**MATERIAL FOR THE TASK:**
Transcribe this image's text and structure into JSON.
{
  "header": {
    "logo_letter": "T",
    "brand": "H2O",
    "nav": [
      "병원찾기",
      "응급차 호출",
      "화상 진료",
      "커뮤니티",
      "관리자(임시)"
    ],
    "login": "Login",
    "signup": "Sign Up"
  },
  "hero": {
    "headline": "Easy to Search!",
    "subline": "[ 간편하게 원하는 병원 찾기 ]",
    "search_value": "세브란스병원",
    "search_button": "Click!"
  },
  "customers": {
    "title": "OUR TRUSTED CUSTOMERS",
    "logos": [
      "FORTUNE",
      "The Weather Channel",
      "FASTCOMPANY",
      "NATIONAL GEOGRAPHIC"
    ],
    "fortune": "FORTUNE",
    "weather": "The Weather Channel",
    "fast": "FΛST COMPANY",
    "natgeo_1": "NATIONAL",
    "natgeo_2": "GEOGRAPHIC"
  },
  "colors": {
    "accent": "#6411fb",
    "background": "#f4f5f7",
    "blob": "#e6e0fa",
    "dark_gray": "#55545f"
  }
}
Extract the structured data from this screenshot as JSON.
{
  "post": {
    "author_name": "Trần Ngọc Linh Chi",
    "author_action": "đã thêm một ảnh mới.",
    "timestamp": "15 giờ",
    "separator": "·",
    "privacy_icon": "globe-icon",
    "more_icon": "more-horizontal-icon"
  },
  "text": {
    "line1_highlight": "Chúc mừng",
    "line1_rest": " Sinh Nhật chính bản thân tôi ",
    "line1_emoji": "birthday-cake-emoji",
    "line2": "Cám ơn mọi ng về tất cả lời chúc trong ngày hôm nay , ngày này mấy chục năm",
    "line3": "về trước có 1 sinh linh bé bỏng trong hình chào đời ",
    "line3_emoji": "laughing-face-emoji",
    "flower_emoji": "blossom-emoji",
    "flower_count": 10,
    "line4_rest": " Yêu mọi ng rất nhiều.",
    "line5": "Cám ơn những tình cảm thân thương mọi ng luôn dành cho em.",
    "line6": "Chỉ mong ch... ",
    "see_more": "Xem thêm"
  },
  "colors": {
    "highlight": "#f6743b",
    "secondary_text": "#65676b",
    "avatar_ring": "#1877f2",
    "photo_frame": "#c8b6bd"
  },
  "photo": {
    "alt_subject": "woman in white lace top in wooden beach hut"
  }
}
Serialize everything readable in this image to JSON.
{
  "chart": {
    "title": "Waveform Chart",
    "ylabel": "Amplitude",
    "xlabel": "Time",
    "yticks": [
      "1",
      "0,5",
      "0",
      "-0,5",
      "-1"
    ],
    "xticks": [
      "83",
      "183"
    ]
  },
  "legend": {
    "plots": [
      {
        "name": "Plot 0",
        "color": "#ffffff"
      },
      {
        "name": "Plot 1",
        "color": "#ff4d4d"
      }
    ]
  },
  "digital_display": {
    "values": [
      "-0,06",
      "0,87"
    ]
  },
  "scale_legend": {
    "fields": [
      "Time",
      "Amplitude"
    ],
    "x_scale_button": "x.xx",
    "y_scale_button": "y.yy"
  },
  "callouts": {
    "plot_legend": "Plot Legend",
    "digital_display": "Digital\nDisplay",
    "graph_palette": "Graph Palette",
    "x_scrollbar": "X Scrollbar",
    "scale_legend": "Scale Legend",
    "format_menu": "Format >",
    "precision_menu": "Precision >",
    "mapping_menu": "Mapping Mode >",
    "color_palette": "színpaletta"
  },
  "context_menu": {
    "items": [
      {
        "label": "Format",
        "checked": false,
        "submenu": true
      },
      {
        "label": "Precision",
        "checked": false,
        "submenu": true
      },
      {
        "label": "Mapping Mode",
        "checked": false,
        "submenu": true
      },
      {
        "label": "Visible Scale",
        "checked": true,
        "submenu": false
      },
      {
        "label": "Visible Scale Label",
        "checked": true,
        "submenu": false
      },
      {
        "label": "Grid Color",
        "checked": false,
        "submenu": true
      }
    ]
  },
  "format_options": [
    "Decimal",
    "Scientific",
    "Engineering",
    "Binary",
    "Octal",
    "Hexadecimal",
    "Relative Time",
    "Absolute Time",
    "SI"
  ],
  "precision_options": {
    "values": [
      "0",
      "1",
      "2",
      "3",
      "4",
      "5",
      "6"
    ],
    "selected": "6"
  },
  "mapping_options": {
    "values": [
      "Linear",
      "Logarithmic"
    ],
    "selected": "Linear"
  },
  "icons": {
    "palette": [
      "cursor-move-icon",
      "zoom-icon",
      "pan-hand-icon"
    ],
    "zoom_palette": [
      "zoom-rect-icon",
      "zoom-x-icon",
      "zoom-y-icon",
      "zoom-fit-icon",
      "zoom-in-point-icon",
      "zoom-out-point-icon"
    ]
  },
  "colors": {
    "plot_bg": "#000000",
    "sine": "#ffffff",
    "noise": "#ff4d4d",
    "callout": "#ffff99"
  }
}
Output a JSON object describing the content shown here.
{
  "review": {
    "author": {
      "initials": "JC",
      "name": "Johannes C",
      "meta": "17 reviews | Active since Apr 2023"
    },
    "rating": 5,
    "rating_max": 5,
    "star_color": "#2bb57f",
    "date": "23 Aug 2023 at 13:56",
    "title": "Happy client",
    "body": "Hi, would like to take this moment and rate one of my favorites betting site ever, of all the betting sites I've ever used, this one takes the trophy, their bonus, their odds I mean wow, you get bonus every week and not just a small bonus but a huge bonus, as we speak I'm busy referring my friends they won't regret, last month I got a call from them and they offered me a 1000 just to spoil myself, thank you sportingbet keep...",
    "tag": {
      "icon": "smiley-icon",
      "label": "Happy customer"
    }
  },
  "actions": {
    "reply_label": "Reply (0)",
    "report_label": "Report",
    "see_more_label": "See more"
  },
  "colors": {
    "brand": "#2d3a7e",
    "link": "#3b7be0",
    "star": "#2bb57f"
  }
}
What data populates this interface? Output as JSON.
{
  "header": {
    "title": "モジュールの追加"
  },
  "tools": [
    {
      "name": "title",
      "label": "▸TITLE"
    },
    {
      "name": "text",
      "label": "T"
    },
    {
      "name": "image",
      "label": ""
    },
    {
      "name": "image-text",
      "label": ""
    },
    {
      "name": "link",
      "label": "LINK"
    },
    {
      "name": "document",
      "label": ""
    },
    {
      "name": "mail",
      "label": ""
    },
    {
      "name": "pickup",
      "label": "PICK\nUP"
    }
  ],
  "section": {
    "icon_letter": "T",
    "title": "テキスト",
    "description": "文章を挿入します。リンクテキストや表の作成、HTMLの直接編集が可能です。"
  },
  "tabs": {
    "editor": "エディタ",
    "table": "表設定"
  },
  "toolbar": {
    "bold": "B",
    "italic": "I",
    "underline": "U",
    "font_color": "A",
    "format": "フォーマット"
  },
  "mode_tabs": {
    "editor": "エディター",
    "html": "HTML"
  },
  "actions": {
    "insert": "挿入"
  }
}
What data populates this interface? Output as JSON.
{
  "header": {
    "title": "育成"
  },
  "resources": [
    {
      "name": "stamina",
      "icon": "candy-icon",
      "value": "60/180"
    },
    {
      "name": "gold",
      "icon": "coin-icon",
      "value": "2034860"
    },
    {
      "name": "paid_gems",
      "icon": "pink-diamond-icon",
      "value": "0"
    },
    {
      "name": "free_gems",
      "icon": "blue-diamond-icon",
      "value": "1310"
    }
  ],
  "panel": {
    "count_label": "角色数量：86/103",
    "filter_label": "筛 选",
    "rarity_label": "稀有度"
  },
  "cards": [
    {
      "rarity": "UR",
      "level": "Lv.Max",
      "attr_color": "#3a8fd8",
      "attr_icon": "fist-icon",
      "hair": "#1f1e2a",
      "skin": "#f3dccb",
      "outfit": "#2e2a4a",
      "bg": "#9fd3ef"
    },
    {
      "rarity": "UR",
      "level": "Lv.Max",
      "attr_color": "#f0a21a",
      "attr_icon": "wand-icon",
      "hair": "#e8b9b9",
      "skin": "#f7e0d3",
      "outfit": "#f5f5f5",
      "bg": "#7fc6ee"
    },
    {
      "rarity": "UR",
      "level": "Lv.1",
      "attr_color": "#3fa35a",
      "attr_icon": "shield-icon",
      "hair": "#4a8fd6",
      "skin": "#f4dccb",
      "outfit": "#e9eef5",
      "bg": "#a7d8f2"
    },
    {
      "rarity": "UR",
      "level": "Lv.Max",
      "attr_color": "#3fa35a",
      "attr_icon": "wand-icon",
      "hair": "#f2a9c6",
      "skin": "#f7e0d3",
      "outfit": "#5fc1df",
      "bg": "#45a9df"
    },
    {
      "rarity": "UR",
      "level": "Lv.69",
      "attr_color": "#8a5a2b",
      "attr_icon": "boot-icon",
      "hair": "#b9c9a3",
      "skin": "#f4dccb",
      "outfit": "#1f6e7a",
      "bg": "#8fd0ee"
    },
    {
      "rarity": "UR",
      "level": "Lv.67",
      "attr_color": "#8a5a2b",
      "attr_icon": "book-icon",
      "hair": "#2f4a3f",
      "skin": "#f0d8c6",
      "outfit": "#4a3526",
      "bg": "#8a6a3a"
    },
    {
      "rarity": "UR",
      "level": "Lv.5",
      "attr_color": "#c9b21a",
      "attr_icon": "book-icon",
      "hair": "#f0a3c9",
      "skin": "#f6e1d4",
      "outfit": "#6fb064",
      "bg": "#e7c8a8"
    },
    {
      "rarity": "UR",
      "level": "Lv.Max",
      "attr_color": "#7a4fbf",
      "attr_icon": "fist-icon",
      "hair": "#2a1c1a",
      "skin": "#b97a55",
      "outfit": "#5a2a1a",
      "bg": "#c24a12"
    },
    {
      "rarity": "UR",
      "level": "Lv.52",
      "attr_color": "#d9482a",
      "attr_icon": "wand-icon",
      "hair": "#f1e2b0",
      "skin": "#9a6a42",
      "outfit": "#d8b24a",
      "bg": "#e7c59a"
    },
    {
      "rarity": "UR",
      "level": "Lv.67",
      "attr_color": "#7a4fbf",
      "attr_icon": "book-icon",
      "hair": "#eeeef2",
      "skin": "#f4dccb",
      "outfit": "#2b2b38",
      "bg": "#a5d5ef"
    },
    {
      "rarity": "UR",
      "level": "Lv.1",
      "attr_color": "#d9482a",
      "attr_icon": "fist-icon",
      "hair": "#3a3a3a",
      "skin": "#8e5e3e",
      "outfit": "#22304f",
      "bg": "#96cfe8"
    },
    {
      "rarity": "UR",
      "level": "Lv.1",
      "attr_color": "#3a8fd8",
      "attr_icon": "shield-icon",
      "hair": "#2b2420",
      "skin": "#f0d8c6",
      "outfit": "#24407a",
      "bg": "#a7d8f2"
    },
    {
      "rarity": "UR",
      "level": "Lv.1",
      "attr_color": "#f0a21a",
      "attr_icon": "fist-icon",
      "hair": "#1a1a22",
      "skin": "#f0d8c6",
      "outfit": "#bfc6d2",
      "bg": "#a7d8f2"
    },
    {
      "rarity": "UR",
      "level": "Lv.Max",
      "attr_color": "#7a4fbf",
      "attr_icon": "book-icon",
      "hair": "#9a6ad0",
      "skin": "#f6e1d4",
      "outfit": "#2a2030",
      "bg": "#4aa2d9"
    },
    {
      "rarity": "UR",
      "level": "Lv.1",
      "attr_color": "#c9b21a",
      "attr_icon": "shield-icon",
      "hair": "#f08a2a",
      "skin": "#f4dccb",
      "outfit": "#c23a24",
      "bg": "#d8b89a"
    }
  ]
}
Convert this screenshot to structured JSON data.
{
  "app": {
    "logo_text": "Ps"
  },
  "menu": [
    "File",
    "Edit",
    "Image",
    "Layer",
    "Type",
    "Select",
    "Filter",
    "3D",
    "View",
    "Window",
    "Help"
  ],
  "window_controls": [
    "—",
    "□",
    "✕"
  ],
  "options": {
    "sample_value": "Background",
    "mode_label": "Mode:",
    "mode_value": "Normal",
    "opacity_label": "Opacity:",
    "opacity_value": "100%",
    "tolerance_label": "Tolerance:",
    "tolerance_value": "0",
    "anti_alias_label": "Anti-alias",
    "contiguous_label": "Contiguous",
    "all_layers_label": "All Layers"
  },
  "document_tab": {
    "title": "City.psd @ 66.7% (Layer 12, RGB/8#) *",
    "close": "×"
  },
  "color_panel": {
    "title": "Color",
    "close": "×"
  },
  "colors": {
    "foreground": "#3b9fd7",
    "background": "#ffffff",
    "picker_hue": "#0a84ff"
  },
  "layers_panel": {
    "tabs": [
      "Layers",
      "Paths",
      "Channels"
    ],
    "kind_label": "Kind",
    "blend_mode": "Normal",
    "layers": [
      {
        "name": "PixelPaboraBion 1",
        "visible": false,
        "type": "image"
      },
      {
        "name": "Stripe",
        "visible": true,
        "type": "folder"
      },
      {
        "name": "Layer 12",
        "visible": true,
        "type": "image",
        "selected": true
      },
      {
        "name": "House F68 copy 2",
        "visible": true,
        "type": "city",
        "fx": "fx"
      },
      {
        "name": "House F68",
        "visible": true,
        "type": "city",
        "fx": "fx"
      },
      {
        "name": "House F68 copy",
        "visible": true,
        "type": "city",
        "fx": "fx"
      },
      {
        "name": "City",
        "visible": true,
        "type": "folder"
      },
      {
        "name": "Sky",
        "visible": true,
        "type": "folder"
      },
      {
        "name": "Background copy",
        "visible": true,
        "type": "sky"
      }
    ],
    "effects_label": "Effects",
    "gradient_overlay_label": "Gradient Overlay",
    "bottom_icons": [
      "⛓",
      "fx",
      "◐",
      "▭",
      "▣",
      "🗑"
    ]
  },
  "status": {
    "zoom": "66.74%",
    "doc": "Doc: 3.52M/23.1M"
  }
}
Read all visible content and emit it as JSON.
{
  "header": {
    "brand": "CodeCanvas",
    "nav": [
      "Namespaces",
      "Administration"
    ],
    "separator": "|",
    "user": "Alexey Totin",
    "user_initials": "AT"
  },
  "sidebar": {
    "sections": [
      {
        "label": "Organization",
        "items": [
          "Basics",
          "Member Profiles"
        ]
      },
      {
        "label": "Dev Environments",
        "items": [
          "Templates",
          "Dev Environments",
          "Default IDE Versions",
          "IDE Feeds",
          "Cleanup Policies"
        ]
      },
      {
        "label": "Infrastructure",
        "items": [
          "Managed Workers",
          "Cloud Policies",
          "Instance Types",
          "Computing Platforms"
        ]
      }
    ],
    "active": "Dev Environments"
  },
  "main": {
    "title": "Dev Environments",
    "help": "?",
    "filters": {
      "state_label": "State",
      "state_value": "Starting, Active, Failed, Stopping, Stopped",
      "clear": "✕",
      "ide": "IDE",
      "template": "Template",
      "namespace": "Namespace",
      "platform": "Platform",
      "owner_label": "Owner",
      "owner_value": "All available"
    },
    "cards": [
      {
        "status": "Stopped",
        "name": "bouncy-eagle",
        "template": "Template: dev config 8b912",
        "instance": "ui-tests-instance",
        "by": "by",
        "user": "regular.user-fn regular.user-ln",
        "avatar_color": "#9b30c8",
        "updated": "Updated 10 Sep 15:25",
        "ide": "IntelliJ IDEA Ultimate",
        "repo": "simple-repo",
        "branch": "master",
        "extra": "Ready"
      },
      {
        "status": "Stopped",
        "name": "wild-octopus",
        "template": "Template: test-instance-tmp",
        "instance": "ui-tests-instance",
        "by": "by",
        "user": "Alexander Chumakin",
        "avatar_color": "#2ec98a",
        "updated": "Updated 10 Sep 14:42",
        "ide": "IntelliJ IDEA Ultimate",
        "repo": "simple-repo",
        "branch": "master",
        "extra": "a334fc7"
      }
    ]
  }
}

**PROBLEM REQUIREMENTS:** Where a line above includes "this", copy that line.

**EXERCISE RESULT:**
Transcribe this image's text and structure into JSON.
Extract the structured data from this screenshot as JSON.
Serialize everything readable in this image to JSON.
    "body": "Hi, would like to take this moment and rate one of my favorites betting site ever, of all the betting sites I've ever used, this one takes the trophy, their bonus, their odds I mean wow, you get bonus every week and not just a small bonus but a huge bonus, as we speak I'm busy referring my friends they won't regret, last month I got a call from them and they offered me a 1000 just to spoil myself, thank you sportingbet keep...",
What data populates this interface? Output as JSON.
What data populates this interface? Output as JSON.
Convert this screenshot to structured JSON data.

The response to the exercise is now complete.